## What is needed
Can you print the passage of the letters to the editor that begins with "Unionized Minds" and ends with "American Catholic history.", keeping every word the same?

## Text
+ + + + +

I was rather taken aback by Fr. Brian W. Harrison’s letter in the September issue of Chronicles (Polemics & Exchanges: “Evil That Good May Come”). He could not have been more mistaken. Fr. Harrison asserts that the dropping of the atomic bomb on Japan was unnecessary because the Japanese were effectively defeated and were ready to surrender, given a few small concessions on the part of the United States. He further states that the attack was intrinsically evil and morally unjustifiable due to the massive death toll of Japanese noncombatants.

We don’t know and can’t know if the bombs were unnecessary. As the four articles published in Chronicles (“The Bomb” August 2020) prove, there are various and conflicting opinions on the subject. God alone knows if we were right in what we did.

Regarding God, I will remind Fr. Harrison that it was God who commanded the Israelites to slaughter, en masse, the Caananites in the land he had promised them. And Scripture says that Christ (therefore God) is the same yesterday, today, and forever. The God of the New Testament is the God of the Old. Therefore it cannot be said unequivocally that the atomic bombing of Japan deserves God’s condemnation.

Scripture also tells us that we should not rely on our own understanding, but in all our ways we should acknowledge Him and He will direct our paths. Can we, with certainty, state that President Truman and others responsible for making the decision to drop the atomic bombs on Japan, did not seek God’s wisdom before committing such an unprecedented and world-changing act? Let’s hope that they did. That too, is something only God knows.

—Edward Stansell
Clifton, Tenn.

 

 

Unionized Minds

Having been made aware of Catholic Confederates: Faith and Duty in the Civil War South through John M. DeJak’s intriguing review in Chronicles (“Catholic Comfort for a Wounded South” September 2020), I now eagerly look forward to the arrival of my own copy. If Mr. DeJak’s review is any indication, Gracjan Kraszewski’s book is a worthwhile addition to a terribly neglected dimension of American Catholic history.

For my part I would only add that whenever we consider the “Confederatization” of antebellum Catholics in Dixie we must also keep in mind the “Unionization” of ourselves. That is, regarding the controversies preceding the war, the winning side really did get to write an oversimplified history. Thus, very few today would dare publicly question the righteousness of a movement which never repudiated psychotic terrorist killers like Nat Turner and John Brown, much less admit that the Christian tradition’s attitude toward slaveholding is a little more complicated and nuanced than that of, say, Frederick Douglass.

+ + + + +

## Record list
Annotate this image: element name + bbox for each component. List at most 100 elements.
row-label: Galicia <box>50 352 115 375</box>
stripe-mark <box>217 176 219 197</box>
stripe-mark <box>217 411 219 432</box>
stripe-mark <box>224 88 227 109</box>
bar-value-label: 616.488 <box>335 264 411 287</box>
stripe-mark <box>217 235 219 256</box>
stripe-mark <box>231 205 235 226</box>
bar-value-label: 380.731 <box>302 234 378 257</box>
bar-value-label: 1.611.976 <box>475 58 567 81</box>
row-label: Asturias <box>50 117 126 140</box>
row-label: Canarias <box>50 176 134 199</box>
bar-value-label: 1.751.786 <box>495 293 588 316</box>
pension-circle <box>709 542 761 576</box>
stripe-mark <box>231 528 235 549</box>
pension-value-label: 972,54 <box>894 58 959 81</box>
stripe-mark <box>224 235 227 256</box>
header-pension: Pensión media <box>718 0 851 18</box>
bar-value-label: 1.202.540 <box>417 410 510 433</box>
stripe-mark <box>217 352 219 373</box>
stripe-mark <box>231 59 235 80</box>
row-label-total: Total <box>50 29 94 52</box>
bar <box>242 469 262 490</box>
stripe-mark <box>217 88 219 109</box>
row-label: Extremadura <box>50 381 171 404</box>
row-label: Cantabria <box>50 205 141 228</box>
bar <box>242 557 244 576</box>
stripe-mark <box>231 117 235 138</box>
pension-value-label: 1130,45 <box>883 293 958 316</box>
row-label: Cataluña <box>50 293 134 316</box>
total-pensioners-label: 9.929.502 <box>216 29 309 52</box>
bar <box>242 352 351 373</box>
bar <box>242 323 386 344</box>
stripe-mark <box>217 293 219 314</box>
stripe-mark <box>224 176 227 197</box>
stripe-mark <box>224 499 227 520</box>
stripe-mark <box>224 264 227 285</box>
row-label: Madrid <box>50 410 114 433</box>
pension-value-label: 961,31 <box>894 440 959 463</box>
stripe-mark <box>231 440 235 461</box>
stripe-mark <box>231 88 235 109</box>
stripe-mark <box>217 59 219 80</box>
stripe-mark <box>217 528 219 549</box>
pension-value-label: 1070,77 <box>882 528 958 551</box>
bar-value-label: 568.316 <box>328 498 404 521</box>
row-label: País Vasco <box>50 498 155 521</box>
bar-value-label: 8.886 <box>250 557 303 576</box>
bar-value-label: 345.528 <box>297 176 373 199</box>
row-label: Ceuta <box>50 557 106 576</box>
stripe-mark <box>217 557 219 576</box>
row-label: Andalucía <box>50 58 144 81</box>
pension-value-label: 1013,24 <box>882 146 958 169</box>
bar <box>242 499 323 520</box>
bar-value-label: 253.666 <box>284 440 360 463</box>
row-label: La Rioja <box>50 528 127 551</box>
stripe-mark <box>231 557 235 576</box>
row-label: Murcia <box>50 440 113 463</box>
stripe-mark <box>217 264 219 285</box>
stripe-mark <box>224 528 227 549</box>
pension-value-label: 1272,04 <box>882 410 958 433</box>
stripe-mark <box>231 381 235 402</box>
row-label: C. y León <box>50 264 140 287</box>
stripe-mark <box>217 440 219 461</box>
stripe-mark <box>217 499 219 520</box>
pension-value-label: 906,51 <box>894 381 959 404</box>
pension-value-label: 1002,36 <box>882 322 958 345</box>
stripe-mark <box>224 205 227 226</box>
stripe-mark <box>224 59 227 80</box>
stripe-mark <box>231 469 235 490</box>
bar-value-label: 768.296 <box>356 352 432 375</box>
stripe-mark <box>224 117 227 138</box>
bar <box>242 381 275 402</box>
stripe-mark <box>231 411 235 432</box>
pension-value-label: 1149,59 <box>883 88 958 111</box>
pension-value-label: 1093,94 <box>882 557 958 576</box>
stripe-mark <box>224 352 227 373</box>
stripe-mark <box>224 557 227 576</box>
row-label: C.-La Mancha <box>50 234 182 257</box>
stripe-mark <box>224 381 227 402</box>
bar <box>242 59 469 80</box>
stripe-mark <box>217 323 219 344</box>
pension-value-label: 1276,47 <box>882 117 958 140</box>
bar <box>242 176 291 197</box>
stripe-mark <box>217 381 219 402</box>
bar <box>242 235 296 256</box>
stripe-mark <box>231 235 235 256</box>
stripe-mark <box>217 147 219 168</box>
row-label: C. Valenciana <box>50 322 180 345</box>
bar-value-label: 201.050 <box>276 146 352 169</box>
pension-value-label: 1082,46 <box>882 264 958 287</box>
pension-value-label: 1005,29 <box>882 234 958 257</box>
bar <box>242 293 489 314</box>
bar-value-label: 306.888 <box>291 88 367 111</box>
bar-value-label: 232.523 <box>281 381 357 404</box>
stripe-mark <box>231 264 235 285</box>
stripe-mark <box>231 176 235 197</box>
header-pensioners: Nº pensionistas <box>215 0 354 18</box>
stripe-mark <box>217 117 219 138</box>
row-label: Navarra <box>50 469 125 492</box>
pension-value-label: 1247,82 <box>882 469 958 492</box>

+ + + + +

## Task response
Unionized Minds

Having been made aware of Catholic Confederates: Faith and Duty in the Civil War South through John M. DeJak’s intriguing review in Chronicles (“Catholic Comfort for a Wounded South” September 2020), I now eagerly look forward to the arrival of my own copy. If Mr. DeJak’s review is any indication, Gracjan Kraszewski’s book is a worthwhile addition to a terribly neglected dimension of American Catholic history.